-- start --

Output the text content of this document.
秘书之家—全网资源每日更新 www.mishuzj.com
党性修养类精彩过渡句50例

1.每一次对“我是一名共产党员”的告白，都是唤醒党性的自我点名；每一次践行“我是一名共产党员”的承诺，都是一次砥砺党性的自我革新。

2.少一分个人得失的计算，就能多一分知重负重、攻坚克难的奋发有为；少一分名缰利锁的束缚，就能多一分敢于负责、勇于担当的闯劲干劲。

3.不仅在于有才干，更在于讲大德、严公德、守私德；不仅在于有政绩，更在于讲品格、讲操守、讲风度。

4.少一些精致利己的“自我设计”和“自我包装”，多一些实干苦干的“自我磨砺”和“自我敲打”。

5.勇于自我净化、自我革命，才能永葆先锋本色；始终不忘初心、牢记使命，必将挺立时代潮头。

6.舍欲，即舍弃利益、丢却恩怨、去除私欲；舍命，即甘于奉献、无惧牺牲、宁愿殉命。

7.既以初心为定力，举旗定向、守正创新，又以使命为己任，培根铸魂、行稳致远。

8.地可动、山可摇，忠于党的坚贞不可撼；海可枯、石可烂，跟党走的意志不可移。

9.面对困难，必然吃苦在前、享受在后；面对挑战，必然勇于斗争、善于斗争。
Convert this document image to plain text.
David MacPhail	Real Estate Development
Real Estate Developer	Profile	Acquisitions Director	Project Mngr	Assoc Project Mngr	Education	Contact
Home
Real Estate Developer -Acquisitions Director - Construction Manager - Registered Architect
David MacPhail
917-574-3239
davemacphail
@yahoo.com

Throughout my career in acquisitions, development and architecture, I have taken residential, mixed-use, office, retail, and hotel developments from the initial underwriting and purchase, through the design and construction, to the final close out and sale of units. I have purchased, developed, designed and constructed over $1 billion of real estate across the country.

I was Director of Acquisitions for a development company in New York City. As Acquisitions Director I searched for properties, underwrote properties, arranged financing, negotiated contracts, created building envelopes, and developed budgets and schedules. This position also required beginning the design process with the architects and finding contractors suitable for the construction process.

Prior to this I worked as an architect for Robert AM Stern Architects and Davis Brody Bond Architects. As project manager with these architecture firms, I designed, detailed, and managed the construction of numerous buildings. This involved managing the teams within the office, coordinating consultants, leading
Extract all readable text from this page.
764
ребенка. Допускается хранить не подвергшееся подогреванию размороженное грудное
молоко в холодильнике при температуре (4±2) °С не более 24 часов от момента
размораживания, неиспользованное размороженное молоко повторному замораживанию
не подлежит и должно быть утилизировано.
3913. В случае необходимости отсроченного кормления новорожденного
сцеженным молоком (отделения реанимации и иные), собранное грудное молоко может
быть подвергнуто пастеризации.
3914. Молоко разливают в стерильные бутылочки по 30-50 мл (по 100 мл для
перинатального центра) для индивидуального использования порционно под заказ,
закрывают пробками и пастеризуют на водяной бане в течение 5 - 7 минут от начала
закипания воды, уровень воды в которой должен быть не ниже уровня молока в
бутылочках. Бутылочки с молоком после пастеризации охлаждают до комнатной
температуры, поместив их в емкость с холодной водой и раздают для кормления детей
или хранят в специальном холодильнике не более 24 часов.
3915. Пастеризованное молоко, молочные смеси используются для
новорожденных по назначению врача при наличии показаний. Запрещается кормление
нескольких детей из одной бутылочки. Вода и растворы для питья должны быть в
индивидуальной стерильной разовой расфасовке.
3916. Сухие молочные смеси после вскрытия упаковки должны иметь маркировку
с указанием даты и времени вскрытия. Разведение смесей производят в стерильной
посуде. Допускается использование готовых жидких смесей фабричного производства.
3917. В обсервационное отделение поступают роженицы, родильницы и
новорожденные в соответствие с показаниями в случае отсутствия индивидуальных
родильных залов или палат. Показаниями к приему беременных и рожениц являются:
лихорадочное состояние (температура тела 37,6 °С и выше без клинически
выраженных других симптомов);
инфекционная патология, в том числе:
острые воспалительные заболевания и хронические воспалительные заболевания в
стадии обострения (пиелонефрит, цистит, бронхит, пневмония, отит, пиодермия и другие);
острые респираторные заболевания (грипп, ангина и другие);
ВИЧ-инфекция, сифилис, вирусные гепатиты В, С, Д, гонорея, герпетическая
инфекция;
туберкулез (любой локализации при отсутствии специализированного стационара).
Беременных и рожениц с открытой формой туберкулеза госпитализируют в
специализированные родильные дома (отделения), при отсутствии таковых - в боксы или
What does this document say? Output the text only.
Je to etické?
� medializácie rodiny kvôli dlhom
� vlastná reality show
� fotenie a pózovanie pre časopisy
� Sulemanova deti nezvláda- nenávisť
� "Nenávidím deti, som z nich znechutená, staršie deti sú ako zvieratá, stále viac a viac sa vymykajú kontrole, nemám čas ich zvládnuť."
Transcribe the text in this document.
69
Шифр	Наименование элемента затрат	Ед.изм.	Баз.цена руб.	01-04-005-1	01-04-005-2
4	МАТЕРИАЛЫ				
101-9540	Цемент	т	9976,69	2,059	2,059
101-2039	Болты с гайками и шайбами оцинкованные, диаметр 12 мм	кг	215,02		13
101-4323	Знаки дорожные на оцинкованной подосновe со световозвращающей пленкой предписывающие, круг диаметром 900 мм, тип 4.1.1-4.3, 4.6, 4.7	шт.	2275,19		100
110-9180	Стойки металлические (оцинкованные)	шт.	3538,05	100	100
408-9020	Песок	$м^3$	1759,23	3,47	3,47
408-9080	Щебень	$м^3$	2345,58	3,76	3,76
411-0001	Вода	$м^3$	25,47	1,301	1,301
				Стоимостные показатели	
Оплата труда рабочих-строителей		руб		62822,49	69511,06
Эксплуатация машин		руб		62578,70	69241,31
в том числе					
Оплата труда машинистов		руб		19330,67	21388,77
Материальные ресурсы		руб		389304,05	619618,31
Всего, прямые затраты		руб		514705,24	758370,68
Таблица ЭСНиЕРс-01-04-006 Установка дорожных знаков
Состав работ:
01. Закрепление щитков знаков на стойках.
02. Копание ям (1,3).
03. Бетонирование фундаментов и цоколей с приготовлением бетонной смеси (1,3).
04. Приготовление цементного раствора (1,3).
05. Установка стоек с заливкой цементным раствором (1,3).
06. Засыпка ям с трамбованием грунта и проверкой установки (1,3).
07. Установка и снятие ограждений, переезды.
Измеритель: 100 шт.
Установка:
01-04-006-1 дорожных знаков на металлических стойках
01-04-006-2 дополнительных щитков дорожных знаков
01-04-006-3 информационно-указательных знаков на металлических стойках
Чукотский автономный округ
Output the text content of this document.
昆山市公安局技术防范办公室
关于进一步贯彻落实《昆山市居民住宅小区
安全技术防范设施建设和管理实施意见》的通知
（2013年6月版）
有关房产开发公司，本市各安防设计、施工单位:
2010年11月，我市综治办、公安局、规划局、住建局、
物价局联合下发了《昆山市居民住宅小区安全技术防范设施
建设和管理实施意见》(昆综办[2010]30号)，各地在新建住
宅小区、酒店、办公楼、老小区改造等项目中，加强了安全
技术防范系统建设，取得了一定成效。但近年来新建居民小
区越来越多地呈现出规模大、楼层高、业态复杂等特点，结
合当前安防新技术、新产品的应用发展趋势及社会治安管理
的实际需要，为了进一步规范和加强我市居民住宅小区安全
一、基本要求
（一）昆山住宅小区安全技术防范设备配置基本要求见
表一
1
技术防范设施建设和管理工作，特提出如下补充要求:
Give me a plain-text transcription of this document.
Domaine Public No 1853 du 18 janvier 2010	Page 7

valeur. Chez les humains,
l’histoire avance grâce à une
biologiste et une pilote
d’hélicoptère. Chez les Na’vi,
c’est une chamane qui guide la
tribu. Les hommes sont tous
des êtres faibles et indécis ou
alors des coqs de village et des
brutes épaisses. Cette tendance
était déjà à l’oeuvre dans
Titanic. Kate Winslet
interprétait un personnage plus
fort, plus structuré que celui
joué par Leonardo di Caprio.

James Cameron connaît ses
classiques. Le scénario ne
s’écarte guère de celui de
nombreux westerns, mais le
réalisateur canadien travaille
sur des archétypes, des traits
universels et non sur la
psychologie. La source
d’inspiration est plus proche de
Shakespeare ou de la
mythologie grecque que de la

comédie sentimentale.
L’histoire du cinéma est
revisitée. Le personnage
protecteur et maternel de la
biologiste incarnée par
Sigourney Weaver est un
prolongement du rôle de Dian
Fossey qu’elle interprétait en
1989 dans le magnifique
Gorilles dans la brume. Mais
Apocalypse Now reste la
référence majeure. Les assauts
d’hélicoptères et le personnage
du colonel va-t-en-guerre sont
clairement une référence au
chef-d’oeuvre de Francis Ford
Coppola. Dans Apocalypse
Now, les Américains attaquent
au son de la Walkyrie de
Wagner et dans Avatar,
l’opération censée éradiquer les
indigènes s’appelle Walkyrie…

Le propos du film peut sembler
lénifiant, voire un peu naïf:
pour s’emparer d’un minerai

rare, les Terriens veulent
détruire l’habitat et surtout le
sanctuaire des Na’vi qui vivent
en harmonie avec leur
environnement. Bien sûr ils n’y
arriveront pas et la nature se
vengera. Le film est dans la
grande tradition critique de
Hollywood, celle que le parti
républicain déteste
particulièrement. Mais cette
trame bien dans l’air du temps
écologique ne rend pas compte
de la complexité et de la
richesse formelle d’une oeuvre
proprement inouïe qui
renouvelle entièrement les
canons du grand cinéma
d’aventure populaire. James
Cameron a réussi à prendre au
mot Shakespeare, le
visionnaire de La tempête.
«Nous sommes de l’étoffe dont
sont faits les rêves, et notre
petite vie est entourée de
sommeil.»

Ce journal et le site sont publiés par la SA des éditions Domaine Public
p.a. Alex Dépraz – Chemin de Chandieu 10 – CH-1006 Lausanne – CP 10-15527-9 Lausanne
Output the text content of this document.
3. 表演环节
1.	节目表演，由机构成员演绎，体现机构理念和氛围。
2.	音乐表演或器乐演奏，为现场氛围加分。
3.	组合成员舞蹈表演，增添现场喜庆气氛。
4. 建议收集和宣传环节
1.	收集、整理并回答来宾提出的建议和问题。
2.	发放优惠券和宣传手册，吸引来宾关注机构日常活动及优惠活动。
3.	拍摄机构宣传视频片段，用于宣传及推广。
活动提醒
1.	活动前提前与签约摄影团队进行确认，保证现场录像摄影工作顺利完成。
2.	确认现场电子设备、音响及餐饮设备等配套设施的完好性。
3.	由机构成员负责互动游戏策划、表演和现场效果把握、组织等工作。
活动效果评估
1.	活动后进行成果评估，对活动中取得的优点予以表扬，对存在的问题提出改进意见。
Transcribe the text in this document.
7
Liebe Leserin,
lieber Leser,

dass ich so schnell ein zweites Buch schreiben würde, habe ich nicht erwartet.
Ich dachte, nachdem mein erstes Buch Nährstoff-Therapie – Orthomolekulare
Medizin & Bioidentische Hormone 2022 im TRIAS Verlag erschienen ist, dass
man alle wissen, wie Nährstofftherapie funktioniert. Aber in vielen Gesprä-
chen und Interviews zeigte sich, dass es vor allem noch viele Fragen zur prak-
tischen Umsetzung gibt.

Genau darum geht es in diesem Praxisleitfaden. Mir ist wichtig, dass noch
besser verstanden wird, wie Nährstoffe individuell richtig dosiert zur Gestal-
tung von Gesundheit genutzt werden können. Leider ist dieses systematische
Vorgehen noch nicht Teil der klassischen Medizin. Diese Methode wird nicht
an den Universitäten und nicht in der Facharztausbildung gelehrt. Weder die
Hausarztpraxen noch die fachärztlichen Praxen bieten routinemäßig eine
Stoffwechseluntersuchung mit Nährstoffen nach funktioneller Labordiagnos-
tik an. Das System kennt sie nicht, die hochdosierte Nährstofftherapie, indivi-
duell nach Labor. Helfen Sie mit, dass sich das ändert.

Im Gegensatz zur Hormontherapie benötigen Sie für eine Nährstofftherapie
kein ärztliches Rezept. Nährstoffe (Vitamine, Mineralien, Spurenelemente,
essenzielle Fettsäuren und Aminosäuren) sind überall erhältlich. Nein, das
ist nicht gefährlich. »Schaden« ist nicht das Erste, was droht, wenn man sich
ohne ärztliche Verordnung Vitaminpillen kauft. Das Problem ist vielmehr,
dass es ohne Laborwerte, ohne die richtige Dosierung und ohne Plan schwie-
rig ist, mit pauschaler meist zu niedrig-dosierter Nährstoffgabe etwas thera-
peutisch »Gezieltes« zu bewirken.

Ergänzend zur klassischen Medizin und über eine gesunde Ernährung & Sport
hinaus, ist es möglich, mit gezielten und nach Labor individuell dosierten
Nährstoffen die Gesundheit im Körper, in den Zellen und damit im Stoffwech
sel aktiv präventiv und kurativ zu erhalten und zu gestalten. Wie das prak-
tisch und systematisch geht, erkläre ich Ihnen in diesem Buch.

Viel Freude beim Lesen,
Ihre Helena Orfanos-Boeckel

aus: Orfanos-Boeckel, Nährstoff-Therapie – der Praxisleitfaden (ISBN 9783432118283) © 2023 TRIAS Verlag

-- end --

* _AIM_
Count each line of the entries that holds the word "размороженное", then state the total and nothing more.

* _FINAL RESULT_
2